Without the pictures, reproduce the records that follow exactly.

Collected data:
--- --- ---

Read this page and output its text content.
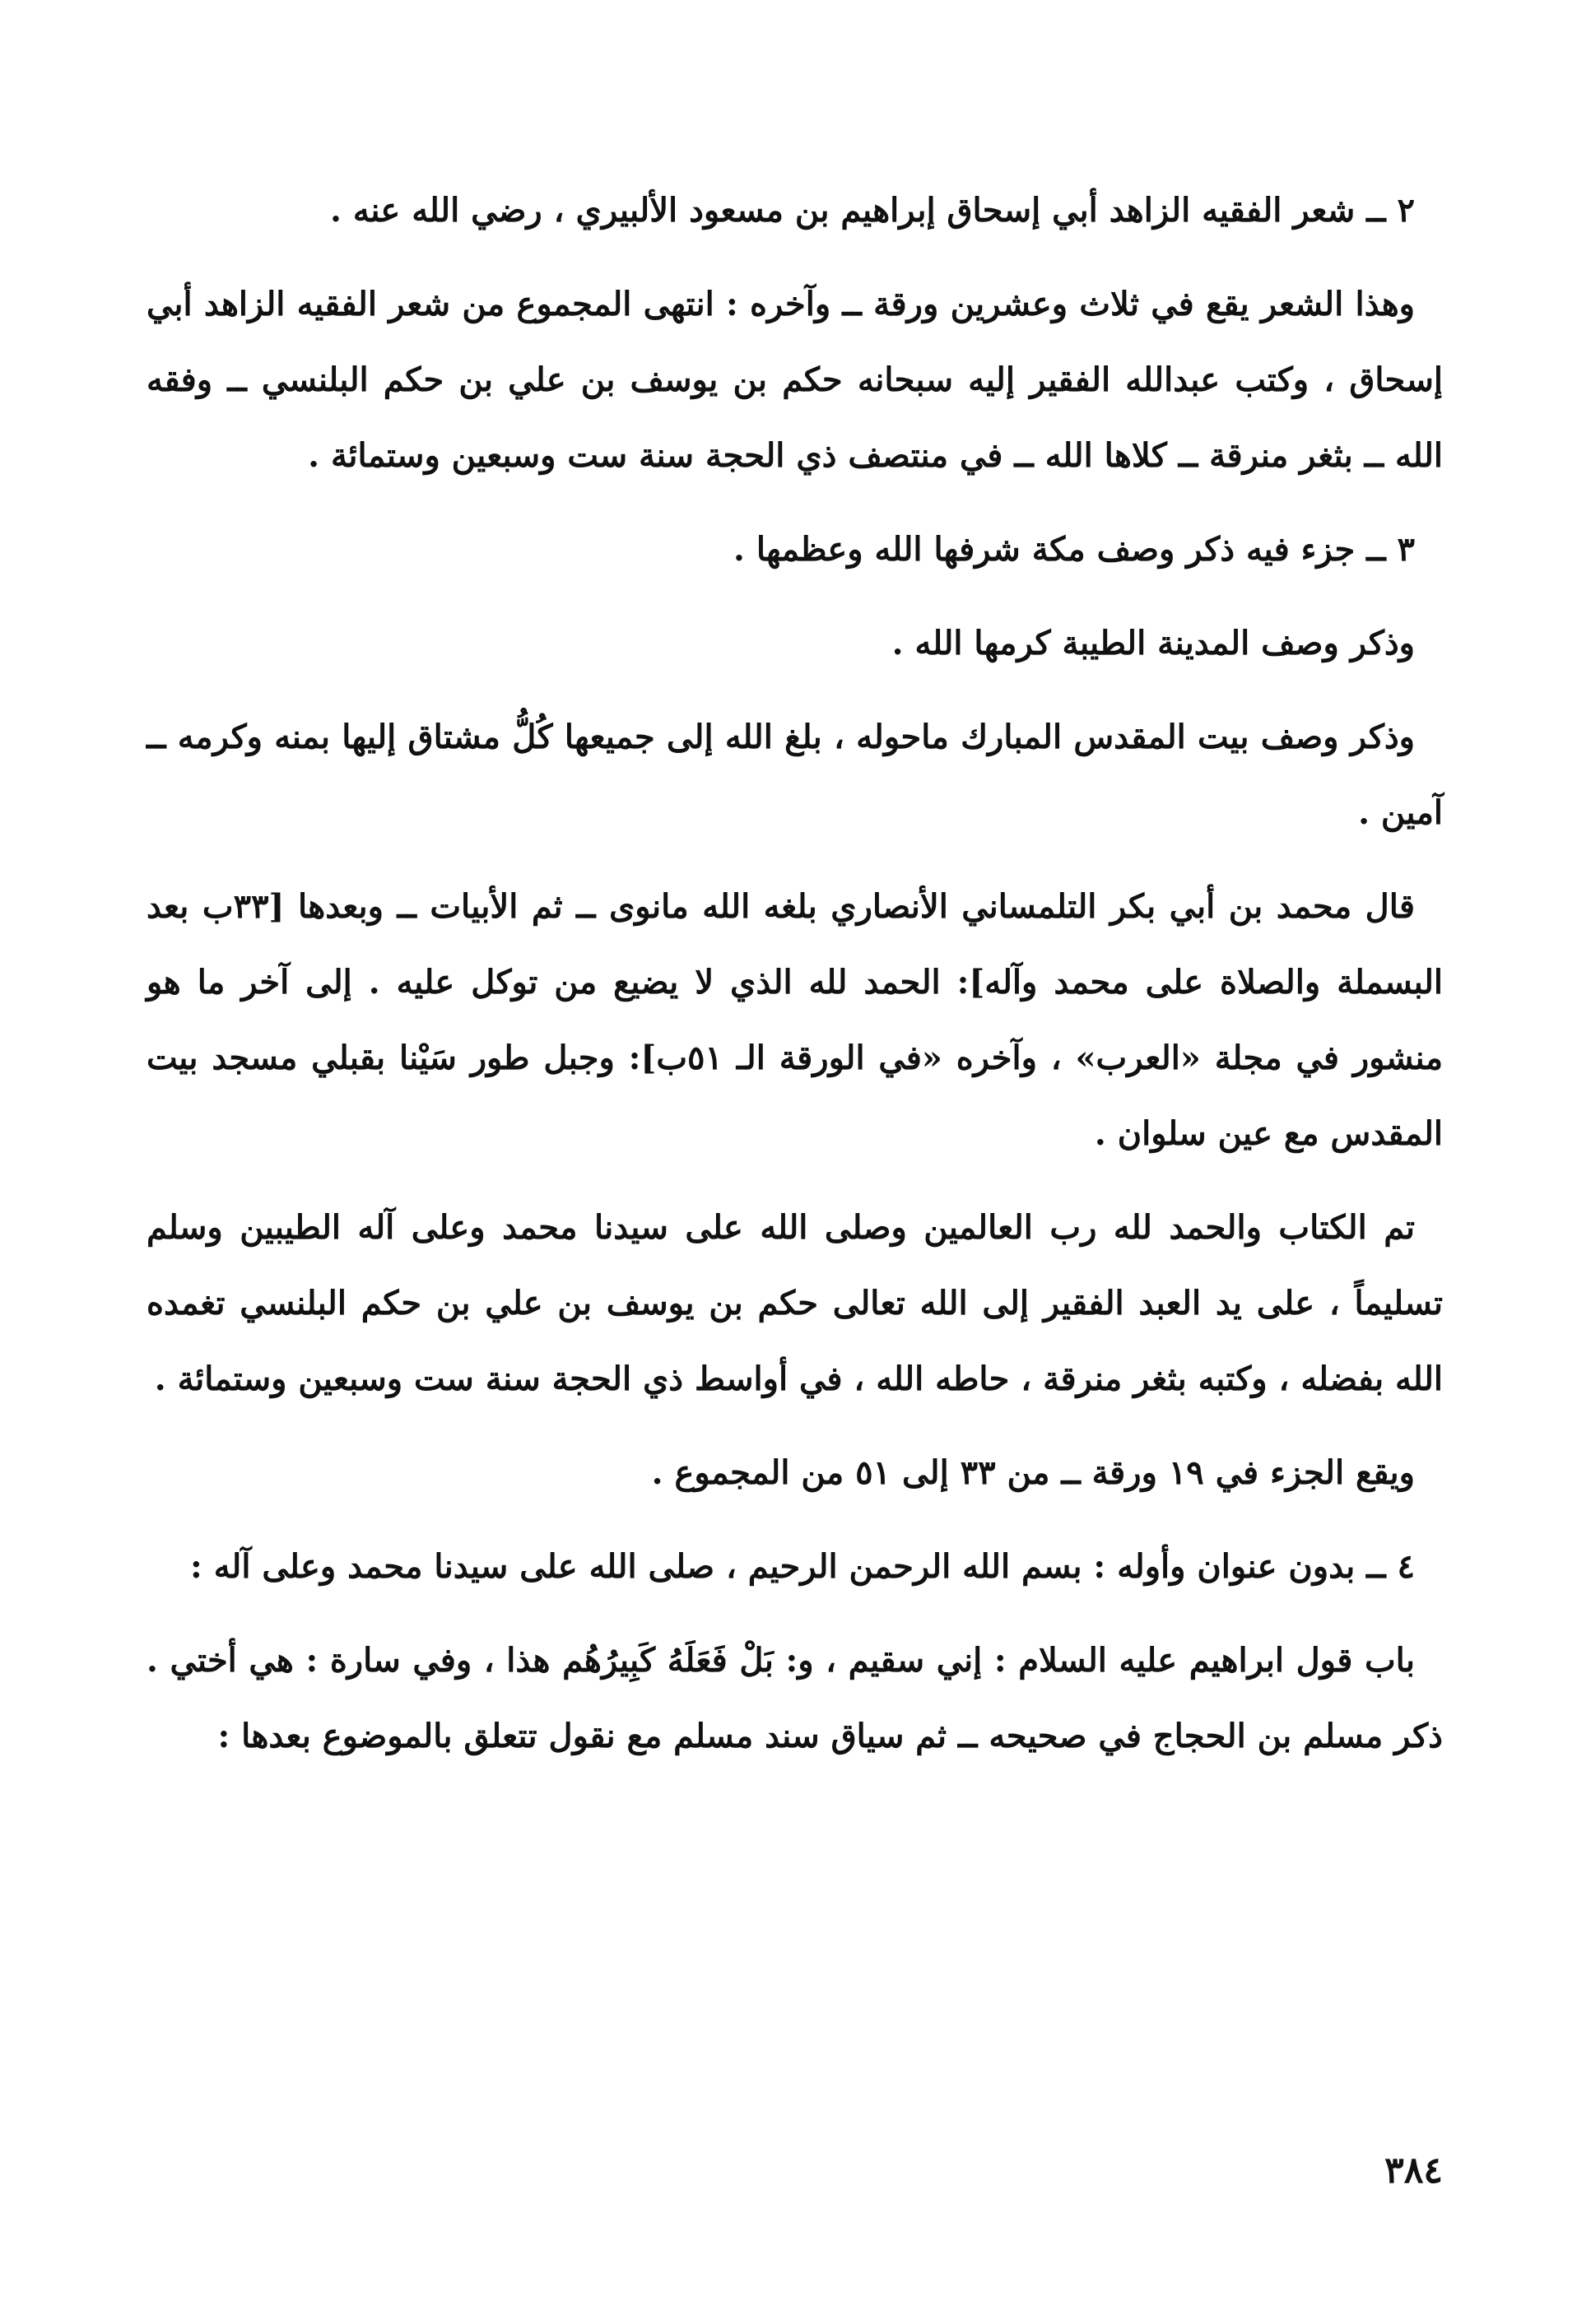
٢ ــ شعر الفقيه الزاهد أبي إسحاق إبراهيم بن مسعود الألبيري ، رضي الله عنه .

وهذا الشعر يقع في ثلاث وعشرين ورقة ــ وآخره : انتهى المجموع من شعر الفقيه الزاهد أبي إسحاق ، وكتب عبدالله الفقير إليه سبحانه حكم بن يوسف بن علي بن حكم البلنسي ــ وفقه الله ــ بثغر منرقة ــ كلاها الله ــ في منتصف ذي الحجة سنة ست وسبعين وستمائة .

٣ ــ جزء فيه ذكر وصف مكة شرفها الله وعظمها .

وذكر وصف المدينة الطيبة كرمها الله .

وذكر وصف بيت المقدس المبارك ماحوله ، بلغ الله إلى جميعها كُلُّ مشتاق إليها بمنه وكرمه ــ آمين .

قال محمد بن أبي بكر التلمساني الأنصاري بلغه الله مانوى ــ ثم الأبيات ــ وبعدها [٣٣ب بعد البسملة والصلاة على محمد وآله]: الحمد لله الذي لا يضيع من توكل عليه . إلى آخر ما هو منشور في مجلة «العرب» ، وآخره «في الورقة الـ ٥١ب]: وجبل طور سَيْنا بقبلي مسجد بيت المقدس مع عين سلوان .

تم الكتاب والحمد لله رب العالمين وصلى الله على سيدنا محمد وعلى آله الطيبين وسلم تسليماً ، على يد العبد الفقير إلى الله تعالى حكم بن يوسف بن علي بن حكم البلنسي تغمده الله بفضله ، وكتبه بثغر منرقة ، حاطه الله ، في أواسط ذي الحجة سنة ست وسبعين وستمائة .

ويقع الجزء في ١٩ ورقة ــ من ٣٣ إلى ٥١ من المجموع .

٤ ــ بدون عنوان وأوله : بسم الله الرحمن الرحيم ، صلى الله على سيدنا محمد وعلى آله :

باب قول ابراهيم عليه السلام : إني سقيم ، و: بَلْ فَعَلَهُ كَبِيرُهُم هذا ، وفي سارة : هي أختي . ذكر مسلم بن الحجاج في صحيحه ــ ثم سياق سند مسلم مع نقول تتعلق بالموضوع بعدها :

٣٨٤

--- --- ---

● **Result of this exercise**:
Read this page and output its text content.
٢ ــ شعر الفقيه الزاهد أبي إسحاق إبراهيم بن مسعود الألبيري ، رضي الله عنه .

وهذا الشعر يقع في ثلاث وعشرين ورقة ــ وآخره : انتهى المجموع من شعر الفقيه الزاهد أبي إسحاق ، وكتب عبدالله الفقير إليه سبحانه حكم بن يوسف بن علي بن حكم البلنسي ــ وفقه الله ــ بثغر منرقة ــ كلاها الله ــ في منتصف ذي الحجة سنة ست وسبعين وستمائة .

٣ ــ جزء فيه ذكر وصف مكة شرفها الله وعظمها .

وذكر وصف المدينة الطيبة كرمها الله .

وذكر وصف بيت المقدس المبارك ماحوله ، بلغ الله إلى جميعها كُلُّ مشتاق إليها بمنه وكرمه ــ آمين .

قال محمد بن أبي بكر التلمساني الأنصاري بلغه الله مانوى ــ ثم الأبيات ــ وبعدها [٣٣ب بعد البسملة والصلاة على محمد وآله]: الحمد لله الذي لا يضيع من توكل عليه . إلى آخر ما هو منشور في مجلة «العرب» ، وآخره «في الورقة الـ ٥١ب]: وجبل طور سَيْنا بقبلي مسجد بيت المقدس مع عين سلوان .

تم الكتاب والحمد لله رب العالمين وصلى الله على سيدنا محمد وعلى آله الطيبين وسلم تسليماً ، على يد العبد الفقير إلى الله تعالى حكم بن يوسف بن علي بن حكم البلنسي تغمده الله بفضله ، وكتبه بثغر منرقة ، حاطه الله ، في أواسط ذي الحجة سنة ست وسبعين وستمائة .

ويقع الجزء في ١٩ ورقة ــ من ٣٣ إلى ٥١ من المجموع .

٤ ــ بدون عنوان وأوله : بسم الله الرحمن الرحيم ، صلى الله على سيدنا محمد وعلى آله :

باب قول ابراهيم عليه السلام : إني سقيم ، و: بَلْ فَعَلَهُ كَبِيرُهُم هذا ، وفي سارة : هي أختي . ذكر مسلم بن الحجاج في صحيحه ــ ثم سياق سند مسلم مع نقول تتعلق بالموضوع بعدها :

٣٨٤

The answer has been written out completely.